● TEXT SEGMENT
# # # # #
Here are the components for my solar panel (photo 7).  As shown, there are four parts: the frame itself (frame.stl), the solar panel, glass, and the frame cover (frame top.stl).  The ABS parts will be painted first, then I will put everything together.

However, I first need to cut off the supplied connector on the solar panel and glue down the wires to provide some mechanical relief.  I used a hot glue gun, which works fine (photo 8).

Once the wires have been secured, the connector cut off, and the frame painted, it’s time to start putting everything together.

10_GlueSolarPanel
Photo 9
First, make sure the solar panel fits inside the frame (do this before you paint!).  It might require some scraping to get it to fit.  I did this with the edge of a utility knife to form a sort of scraper.  Then just gently lift the panel off the frame and apply two dots of hot glue (photo 9). Hot glue will give the panel the ability to expand and contract as the temperature changes.

Next, the glass goes over the top of the solar cell inside the frame.  I used GE Preminum Silicone Glue along the edges of the frame, then placed the glass inside. Try to make sure the glass is sealed against the environment.

11_Panelframeclamped
Photo 10
12_SolarPanel
Photo 11
Once that’s dry, the frame goes on the top.  Again I used the silicone glue, clamping it securely (photo 10).

With the support pole and the angled joiner that was printed earlier, the solar panel is now complete and ready to hook up the electronics and plant in the ground (photo 11).

Equipment box

Since the signals are going to be automated, I need an equipment box to hold the battery, constant-current sources, and the WiFi.  First, there are several things to consider:
1. Keep the battery below ground level.
2. Make the box high enough to make sure the WiFi antenna has a clear view of everything above ground level.
3. Make the box long enough to hold the 18650 battery.  

Since it needs to look like an equipment box, I will need a concrete pad like those that equipment boxes usually sit on.  (Note: you can hide the electronics just about anywhere — an old building, a signal hut, or anything large enough to accommodate the components.  The solar panel could be fixed to the roof of a nearby building but, since I don’t want to keep tearing up wiring while I am weeding, I chose the equipment box to keep everything within a short distance of the signal.)
# # # # #
● DATA
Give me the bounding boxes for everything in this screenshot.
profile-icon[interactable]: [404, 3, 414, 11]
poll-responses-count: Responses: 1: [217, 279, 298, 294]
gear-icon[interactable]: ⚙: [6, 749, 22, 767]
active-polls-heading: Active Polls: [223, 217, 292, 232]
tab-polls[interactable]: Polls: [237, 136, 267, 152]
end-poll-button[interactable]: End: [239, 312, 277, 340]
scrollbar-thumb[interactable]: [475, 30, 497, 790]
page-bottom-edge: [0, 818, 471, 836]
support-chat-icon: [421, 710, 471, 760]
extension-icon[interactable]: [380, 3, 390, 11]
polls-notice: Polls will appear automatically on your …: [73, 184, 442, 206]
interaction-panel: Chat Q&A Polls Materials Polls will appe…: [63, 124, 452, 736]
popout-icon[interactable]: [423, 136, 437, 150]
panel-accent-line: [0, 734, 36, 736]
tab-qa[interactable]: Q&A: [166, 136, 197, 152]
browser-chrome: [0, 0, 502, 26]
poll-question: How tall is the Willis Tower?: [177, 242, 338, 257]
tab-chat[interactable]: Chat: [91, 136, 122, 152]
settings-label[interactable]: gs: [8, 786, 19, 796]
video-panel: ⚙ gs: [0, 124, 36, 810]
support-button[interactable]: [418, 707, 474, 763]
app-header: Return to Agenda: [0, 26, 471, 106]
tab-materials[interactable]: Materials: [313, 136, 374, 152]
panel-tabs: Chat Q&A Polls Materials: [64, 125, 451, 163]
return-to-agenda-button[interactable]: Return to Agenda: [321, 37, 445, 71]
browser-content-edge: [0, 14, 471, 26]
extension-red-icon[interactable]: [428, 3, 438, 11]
# # # # #
● PROBLEM
In the solar panel text, what does hot glue allow the panel to do?

● SOLUTION TO THE EXERCISE
It allows the panel to expand and contract as the temperature changes.